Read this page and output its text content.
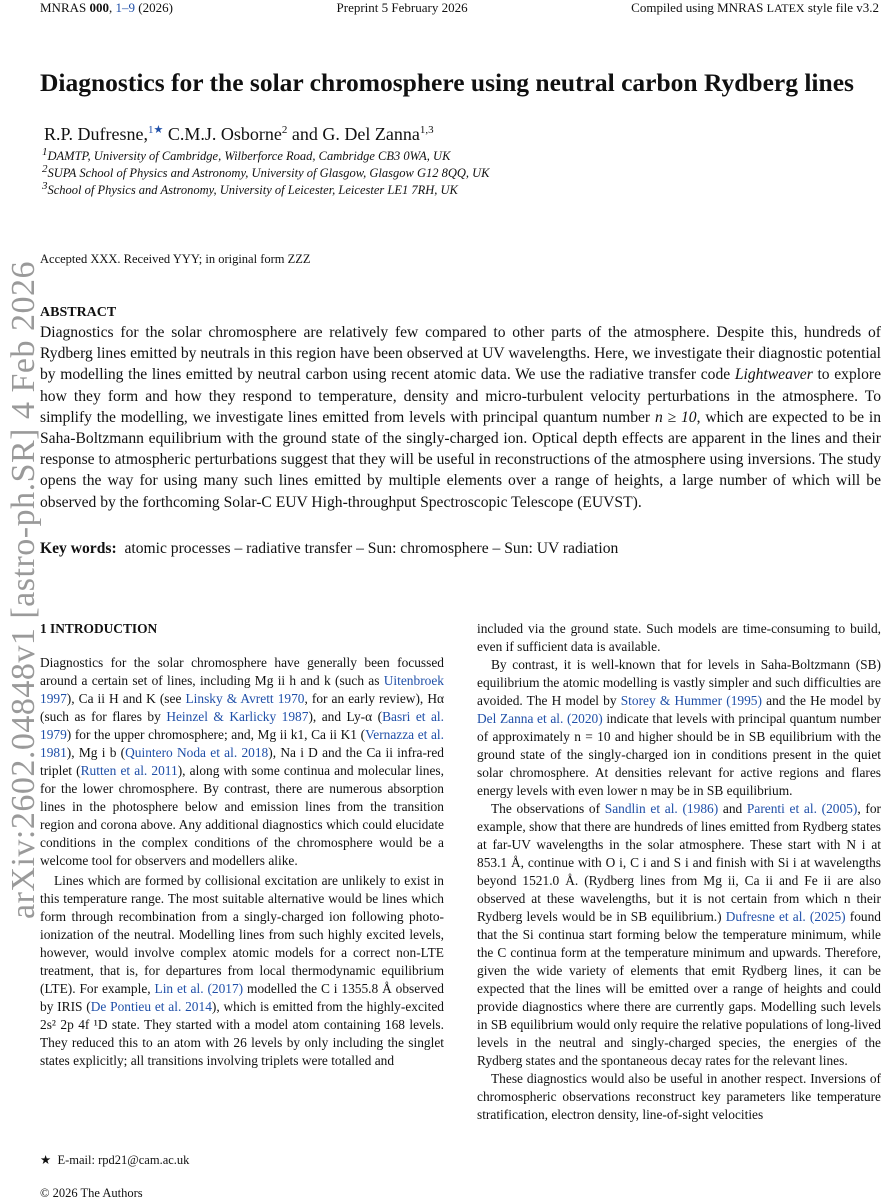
MNRAS 000, 1–9 (2026)	Preprint 5 February 2026	Compiled using MNRAS LATEX style file v3.2
arXiv:2602.04848v1 [astro-ph.SR] 4 Feb 2026
Diagnostics for the solar chromosphere using neutral carbon Rydberg lines
R.P. Dufresne,$^{1★}$ C.M.J. Osborne$^2$ and G. Del Zanna$^{1,3}$
$^1$DAMTP, University of Cambridge, Wilberforce Road, Cambridge CB3 0WA, UK
$^2$SUPA School of Physics and Astronomy, University of Glasgow, Glasgow G12 8QQ, UK
$^3$School of Physics and Astronomy, University of Leicester, Leicester LE1 7RH, UK
Accepted XXX. Received YYY; in original form ZZZ
ABSTRACT
Diagnostics for the solar chromosphere are relatively few compared to other parts of the atmosphere. Despite this, hundreds of Rydberg lines emitted by neutrals in this region have been observed at UV wavelengths. Here, we investigate their diagnostic potential by modelling the lines emitted by neutral carbon using recent atomic data. We use the radiative transfer code Lightweaver to explore how they form and how they respond to temperature, density and micro-turbulent velocity perturbations in the atmosphere. To simplify the modelling, we investigate lines emitted from levels with principal quantum number n ≥ 10, which are expected to be in Saha-Boltzmann equilibrium with the ground state of the singly-charged ion. Optical depth effects are apparent in the lines and their response to atmospheric perturbations suggest that they will be useful in reconstructions of the atmosphere using inversions. The study opens the way for using many such lines emitted by multiple elements over a range of heights, a large number of which will be observed by the forthcoming Solar-C EUV High-throughput Spectroscopic Telescope (EUVST).
Key words: atomic processes – radiative transfer – Sun: chromosphere – Sun: UV radiation

1 INTRODUCTION

Diagnostics for the solar chromosphere have generally been focussed around a certain set of lines, including Mg ii h and k (such as Uitenbroek 1997), Ca ii H and K (see Linsky & Avrett 1970, for an early review), Hα (such as for flares by Heinzel & Karlicky 1987), and Ly-α (Basri et al. 1979) for the upper chromosphere; and, Mg ii k1, Ca ii K1 (Vernazza et al. 1981), Mg i b (Quintero Noda et al. 2018), Na i D and the Ca ii infra-red triplet (Rutten et al. 2011), along with some continua and molecular lines, for the lower chromosphere. By contrast, there are numerous absorption lines in the photosphere below and emission lines from the transition region and corona above. Any additional diagnostics which could elucidate conditions in the complex conditions of the chromosphere would be a welcome tool for observers and modellers alike.

Lines which are formed by collisional excitation are unlikely to exist in this temperature range. The most suitable alternative would be lines which form through recombination from a singly-charged ion following photo-ionization of the neutral. Modelling lines from such highly excited levels, however, would involve complex atomic models for a correct non-LTE treatment, that is, for departures from local thermodynamic equilibrium (LTE). For example, Lin et al. (2017) modelled the C i 1355.8 Å observed by IRIS (De Pontieu et al. 2014), which is emitted from the highly-excited 2s² 2p 4f ¹D state. They started with a model atom containing 168 levels. They reduced this to an atom with 26 levels by only including the singlet states explicitly; all transitions involving triplets were totalled and

included via the ground state. Such models are time-consuming to build, even if sufficient data is available.

By contrast, it is well-known that for levels in Saha-Boltzmann (SB) equilibrium the atomic modelling is vastly simpler and such difficulties are avoided. The H model by Storey & Hummer (1995) and the He model by Del Zanna et al. (2020) indicate that levels with principal quantum number of approximately n = 10 and higher should be in SB equilibrium with the ground state of the singly-charged ion in conditions present in the quiet solar chromosphere. At densities relevant for active regions and flares energy levels with even lower n may be in SB equilibrium.

The observations of Sandlin et al. (1986) and Parenti et al. (2005), for example, show that there are hundreds of lines emitted from Rydberg states at far-UV wavelengths in the solar atmosphere. These start with N i at 853.1 Å, continue with O i, C i and S i and finish with Si i at wavelengths beyond 1521.0 Å. (Rydberg lines from Mg ii, Ca ii and Fe ii are also observed at these wavelengths, but it is not certain from which n their Rydberg levels would be in SB equilibrium.) Dufresne et al. (2025) found that the Si continua start forming below the temperature minimum, while the C continua form at the temperature minimum and upwards. Therefore, given the wide variety of elements that emit Rydberg lines, it can be expected that the lines will be emitted over a range of heights and could provide diagnostics where there are currently gaps. Modelling such levels in SB equilibrium would only require the relative populations of long-lived levels in the neutral and singly-charged species, the energies of the Rydberg states and the spontaneous decay rates for the relevant lines.

These diagnostics would also be useful in another respect. Inversions of chromospheric observations reconstruct key parameters like temperature stratification, electron density, line-of-sight velocities

★ E-mail: rpd21@cam.ac.uk
© 2026 The Authors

= = =

The problem:
From the entries above, copy each line holding "Astronomy".

Task result:
$^2$SUPA School of Physics and Astronomy, University of Glasgow, Glasgow G12 8QQ, UK
$^3$School of Physics and Astronomy, University of Leicester, Leicester LE1 7RH, UK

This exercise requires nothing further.